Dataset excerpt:
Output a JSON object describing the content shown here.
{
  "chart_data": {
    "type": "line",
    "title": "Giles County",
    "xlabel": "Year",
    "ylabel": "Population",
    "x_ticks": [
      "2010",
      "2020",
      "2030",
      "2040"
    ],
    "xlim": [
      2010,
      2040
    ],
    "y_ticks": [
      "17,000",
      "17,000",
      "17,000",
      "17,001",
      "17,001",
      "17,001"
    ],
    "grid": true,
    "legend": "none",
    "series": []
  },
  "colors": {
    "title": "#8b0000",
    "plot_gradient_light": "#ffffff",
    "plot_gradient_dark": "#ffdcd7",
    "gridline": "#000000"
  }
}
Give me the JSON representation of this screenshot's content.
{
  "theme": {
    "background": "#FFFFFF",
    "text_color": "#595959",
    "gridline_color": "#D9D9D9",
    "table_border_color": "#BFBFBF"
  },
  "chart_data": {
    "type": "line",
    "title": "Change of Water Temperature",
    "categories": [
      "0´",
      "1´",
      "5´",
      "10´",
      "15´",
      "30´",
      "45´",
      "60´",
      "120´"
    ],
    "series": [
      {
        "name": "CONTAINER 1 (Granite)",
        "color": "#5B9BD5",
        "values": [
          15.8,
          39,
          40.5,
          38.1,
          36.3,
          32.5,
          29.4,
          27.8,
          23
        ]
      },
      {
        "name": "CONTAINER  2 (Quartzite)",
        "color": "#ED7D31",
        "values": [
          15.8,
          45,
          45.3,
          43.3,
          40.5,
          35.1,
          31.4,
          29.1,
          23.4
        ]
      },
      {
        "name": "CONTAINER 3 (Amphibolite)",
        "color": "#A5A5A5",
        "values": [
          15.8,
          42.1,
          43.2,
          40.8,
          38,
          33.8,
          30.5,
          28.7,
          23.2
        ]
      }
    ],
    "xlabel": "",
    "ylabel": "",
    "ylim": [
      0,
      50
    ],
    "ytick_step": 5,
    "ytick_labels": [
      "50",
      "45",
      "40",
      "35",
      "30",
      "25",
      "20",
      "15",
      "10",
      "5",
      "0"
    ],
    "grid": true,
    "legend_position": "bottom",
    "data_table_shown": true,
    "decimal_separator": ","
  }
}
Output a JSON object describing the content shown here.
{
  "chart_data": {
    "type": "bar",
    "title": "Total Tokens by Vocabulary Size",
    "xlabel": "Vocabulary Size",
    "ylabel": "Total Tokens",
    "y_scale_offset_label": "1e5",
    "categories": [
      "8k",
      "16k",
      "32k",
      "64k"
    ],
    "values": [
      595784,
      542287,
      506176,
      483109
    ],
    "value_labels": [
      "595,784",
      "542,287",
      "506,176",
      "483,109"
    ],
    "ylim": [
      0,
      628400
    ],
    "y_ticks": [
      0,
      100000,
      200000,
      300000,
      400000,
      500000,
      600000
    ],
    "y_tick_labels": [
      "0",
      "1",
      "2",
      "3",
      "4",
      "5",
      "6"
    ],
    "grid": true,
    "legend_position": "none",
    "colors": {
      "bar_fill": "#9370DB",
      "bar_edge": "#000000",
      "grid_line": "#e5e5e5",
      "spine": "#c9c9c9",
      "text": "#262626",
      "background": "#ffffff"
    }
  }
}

▶ _The request_: Pull out each line of the listing that holds the string "title".

▶ _The answer_:
    "title": "Giles County",
    "title": "#8b0000",
    "title": "Change of Water Temperature",
    "title": "Total Tokens by Vocabulary Size",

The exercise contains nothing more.